§ **EXERCISE GOAL**
Retype each record below word for word. Leave the pictures out.

§ **MATERIAL TO PROCESS**
* begin *
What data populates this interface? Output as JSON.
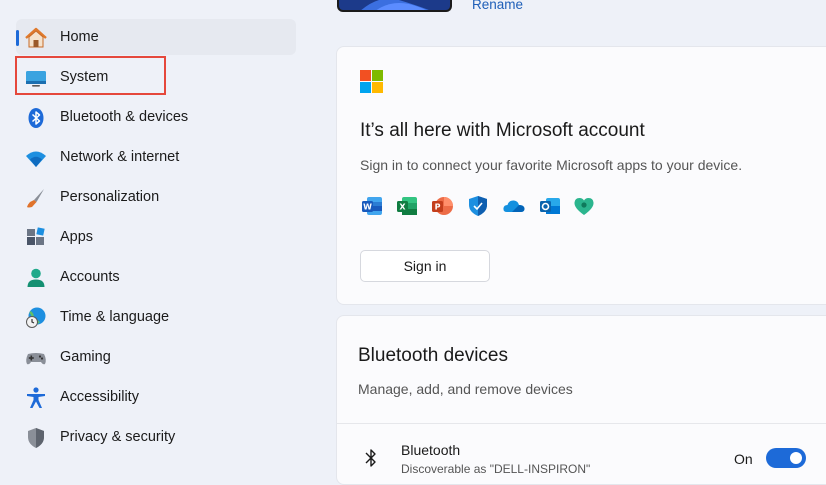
{
  "sidebar": {
    "items": [
      {
        "label": "Home",
        "icon": "home-icon"
      },
      {
        "label": "System",
        "icon": "system-monitor-icon"
      },
      {
        "label": "Bluetooth & devices",
        "icon": "bluetooth-icon"
      },
      {
        "label": "Network & internet",
        "icon": "wifi-icon"
      },
      {
        "label": "Personalization",
        "icon": "brush-icon"
      },
      {
        "label": "Apps",
        "icon": "apps-icon"
      },
      {
        "label": "Accounts",
        "icon": "person-icon"
      },
      {
        "label": "Time & language",
        "icon": "globe-clock-icon"
      },
      {
        "label": "Gaming",
        "icon": "gamepad-icon"
      },
      {
        "label": "Accessibility",
        "icon": "accessibility-icon"
      },
      {
        "label": "Privacy & security",
        "icon": "shield-icon"
      }
    ]
  },
  "device": {
    "rename_label": "Rename"
  },
  "microsoft_card": {
    "title": "It’s all here with Microsoft account",
    "subtitle": "Sign in to connect your favorite Microsoft apps to your device.",
    "apps": [
      "word-icon",
      "excel-icon",
      "powerpoint-icon",
      "defender-icon",
      "onedrive-icon",
      "outlook-icon",
      "family-icon"
    ],
    "signin_label": "Sign in"
  },
  "bluetooth_card": {
    "title": "Bluetooth devices",
    "subtitle": "Manage, add, and remove devices",
    "row_label": "Bluetooth",
    "row_sub": "Discoverable as \"DELL-INSPIRON\"",
    "toggle_state": "On"
  },
  "colors": {
    "accent": "#1d6ad8",
    "highlight_box": "#e5483c"
  }
}
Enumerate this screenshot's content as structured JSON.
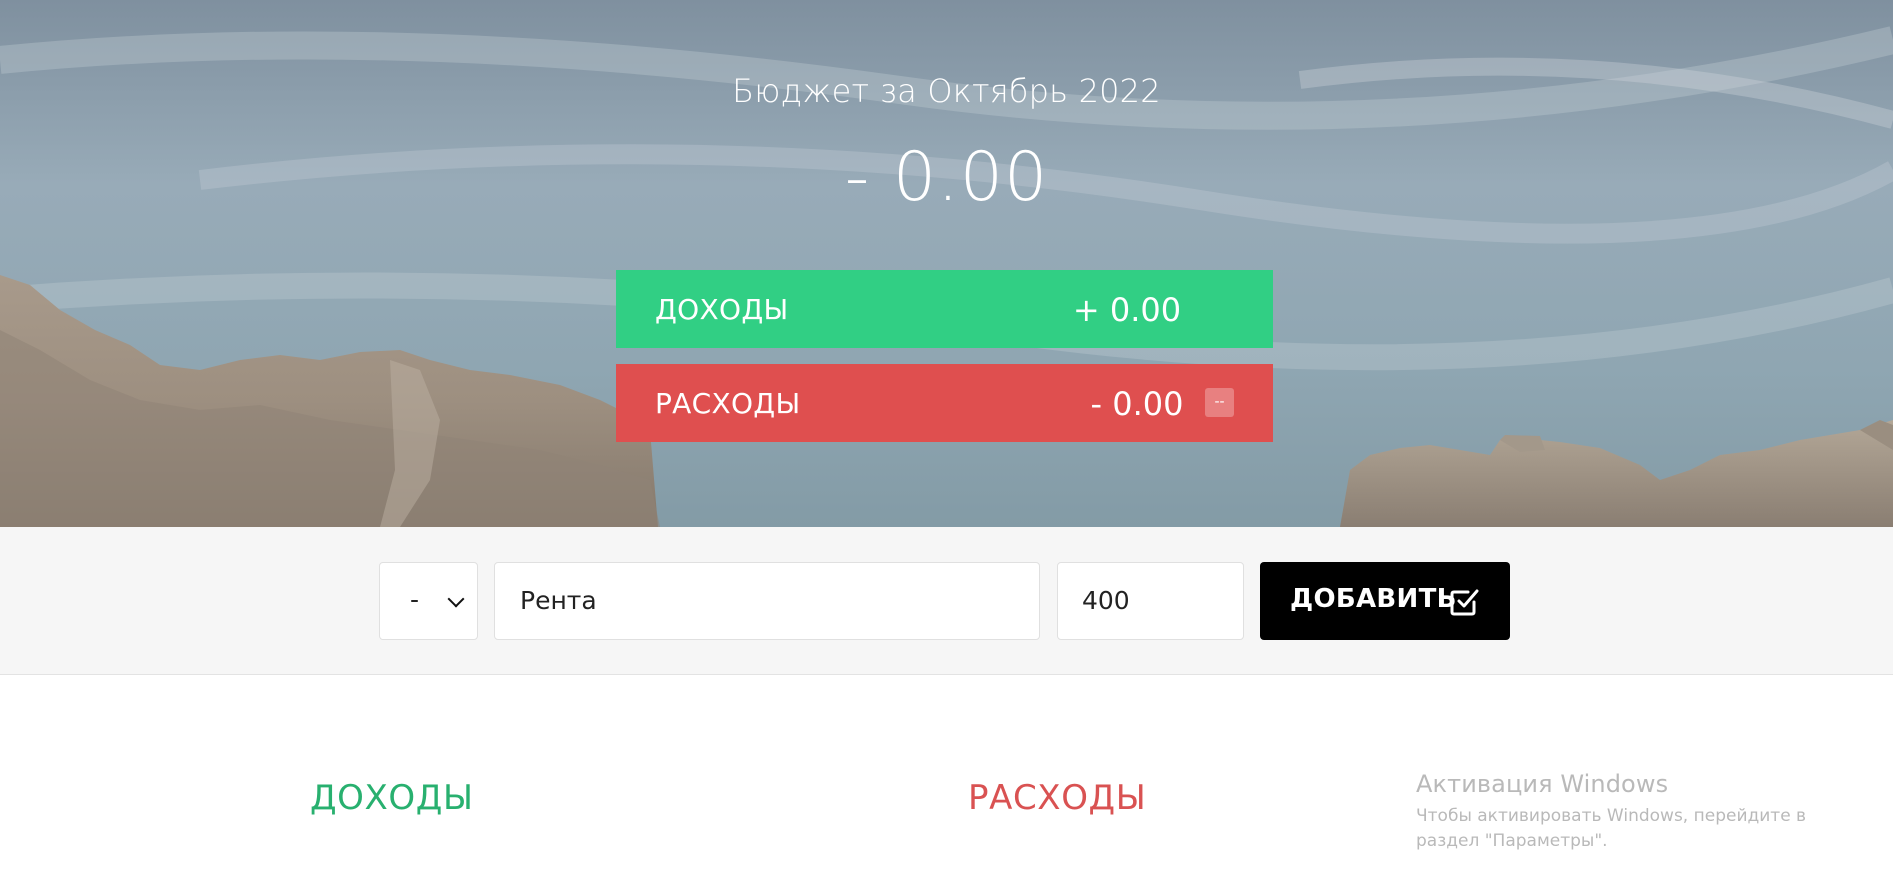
{
  "header": {
    "title": "Бюджет за Октябрь 2022",
    "total": "- 0.00"
  },
  "summary": {
    "income": {
      "label": "ДОХОДЫ",
      "value": "+ 0.00"
    },
    "expenses": {
      "label": "РАСХОДЫ",
      "value": "- 0.00",
      "percent": "--"
    }
  },
  "add_form": {
    "type_select": {
      "value": "-"
    },
    "description": {
      "value": "Рента"
    },
    "amount": {
      "value": "400"
    },
    "submit_label": "ДОБАВИТЬ",
    "submit_icon": "check-square-icon"
  },
  "lists": {
    "income_title": "ДОХОДЫ",
    "expenses_title": "РАСХОДЫ"
  },
  "windows_watermark": {
    "title": "Активация Windows",
    "text": "Чтобы активировать Windows, перейдите в раздел \"Параметры\"."
  },
  "colors": {
    "income": "#31cf84",
    "expense": "#df4f4f",
    "income_text": "#28b06f",
    "expense_text": "#d95252",
    "button": "#000000",
    "add_bar_bg": "#f6f6f6"
  }
}
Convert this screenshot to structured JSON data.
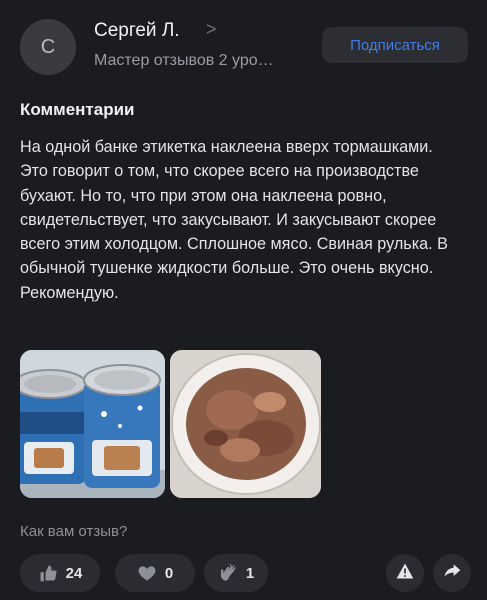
{
  "header": {
    "avatar_letter": "С",
    "author_name": "Сергей Л.",
    "chevron": ">",
    "subtitle": "Мастер отзывов 2 уро…",
    "follow_label": "Подписаться"
  },
  "section_title": "Комментарии",
  "comment_text": "На одной банке этикетка наклеена вверх тормашками. Это говорит о том, что скорее всего на производстве бухают. Но то, что при этом она наклеена ровно, свидетельствует, что закусывают. И закусывают скорее всего этим холодцом. Сплошное мясо. Свиная рулька. В обычной тушенке жидкости больше. Это очень вкусно. Рекомендую.",
  "photos": [
    {
      "name": "canned-meat-photo"
    },
    {
      "name": "meat-plate-photo"
    }
  ],
  "question": "Как вам отзыв?",
  "reactions": {
    "like": {
      "count": "24",
      "icon": "thumbs-up-icon"
    },
    "heart": {
      "count": "0",
      "icon": "heart-icon"
    },
    "clap": {
      "count": "1",
      "icon": "clap-icon"
    }
  },
  "actions": {
    "report_icon": "warning-icon",
    "share_icon": "share-icon"
  },
  "colors": {
    "background": "#1b1c20",
    "accent": "#3e7ee6",
    "pill": "#2b2c31"
  }
}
* end *
§ **RESULT**
What data populates this interface? Output as JSON.
{
  "sidebar": {
    "items": [
      {
        "label": "Home",
        "icon": "home-icon"
      },
      {
        "label": "System",
        "icon": "system-monitor-icon"
      },
      {
        "label": "Bluetooth & devices",
        "icon": "bluetooth-icon"
      },
      {
        "label": "Network & internet",
        "icon": "wifi-icon"
      },
      {
        "label": "Personalization",
        "icon": "brush-icon"
      },
      {
        "label": "Apps",
        "icon": "apps-icon"
      },
      {
        "label": "Accounts",
        "icon": "person-icon"
      },
      {
        "label": "Time & language",
        "icon": "globe-clock-icon"
      },
      {
        "label": "Gaming",
        "icon": "gamepad-icon"
      },
      {
        "label": "Accessibility",
        "icon": "accessibility-icon"
      },
      {
        "label": "Privacy & security",
        "icon": "shield-icon"
      }
    ]
  },
  "device": {
    "rename_label": "Rename"
  },
  "microsoft_card": {
    "title": "It’s all here with Microsoft account",
    "subtitle": "Sign in to connect your favorite Microsoft apps to your device.",
    "apps": [
      "word-icon",
      "excel-icon",
      "powerpoint-icon",
      "defender-icon",
      "onedrive-icon",
      "outlook-icon",
      "family-icon"
    ],
    "signin_label": "Sign in"
  },
  "bluetooth_card": {
    "title": "Bluetooth devices",
    "subtitle": "Manage, add, and remove devices",
    "row_label": "Bluetooth",
    "row_sub": "Discoverable as \"DELL-INSPIRON\"",
    "toggle_state": "On"
  },
  "colors": {
    "accent": "#1d6ad8",
    "highlight_box": "#e5483c"
  }
}
Enumerate this screenshot's content as structured JSON.
{
  "header": {
    "title": "Бюджет за Октябрь 2022",
    "total": "- 0.00"
  },
  "summary": {
    "income": {
      "label": "ДОХОДЫ",
      "value": "+ 0.00"
    },
    "expenses": {
      "label": "РАСХОДЫ",
      "value": "- 0.00",
      "percent": "--"
    }
  },
  "add_form": {
    "type_select": {
      "value": "-"
    },
    "description": {
      "value": "Рента"
    },
    "amount": {
      "value": "400"
    },
    "submit_label": "ДОБАВИТЬ",
    "submit_icon": "check-square-icon"
  },
  "lists": {
    "income_title": "ДОХОДЫ",
    "expenses_title": "РАСХОДЫ"
  },
  "windows_watermark": {
    "title": "Активация Windows",
    "text": "Чтобы активировать Windows, перейдите в раздел \"Параметры\"."
  },
  "colors": {
    "income": "#31cf84",
    "expense": "#df4f4f",
    "income_text": "#28b06f",
    "expense_text": "#d95252",
    "button": "#000000",
    "add_bar_bg": "#f6f6f6"
  }
}
Convert this screenshot to structured JSON data.
{
  "header": {
    "avatar_letter": "С",
    "author_name": "Сергей Л.",
    "chevron": ">",
    "subtitle": "Мастер отзывов 2 уро…",
    "follow_label": "Подписаться"
  },
  "section_title": "Комментарии",
  "comment_text": "На одной банке этикетка наклеена вверх тормашками. Это говорит о том, что скорее всего на производстве бухают. Но то, что при этом она наклеена ровно, свидетельствует, что закусывают. И закусывают скорее всего этим холодцом. Сплошное мясо. Свиная рулька. В обычной тушенке жидкости больше. Это очень вкусно. Рекомендую.",
  "photos": [
    {
      "name": "canned-meat-photo"
    },
    {
      "name": "meat-plate-photo"
    }
  ],
  "question": "Как вам отзыв?",
  "reactions": {
    "like": {
      "count": "24",
      "icon": "thumbs-up-icon"
    },
    "heart": {
      "count": "0",
      "icon": "heart-icon"
    },
    "clap": {
      "count": "1",
      "icon": "clap-icon"
    }
  },
  "actions": {
    "report_icon": "warning-icon",
    "share_icon": "share-icon"
  },
  "colors": {
    "background": "#1b1c20",
    "accent": "#3e7ee6",
    "pill": "#2b2c31"
  }
}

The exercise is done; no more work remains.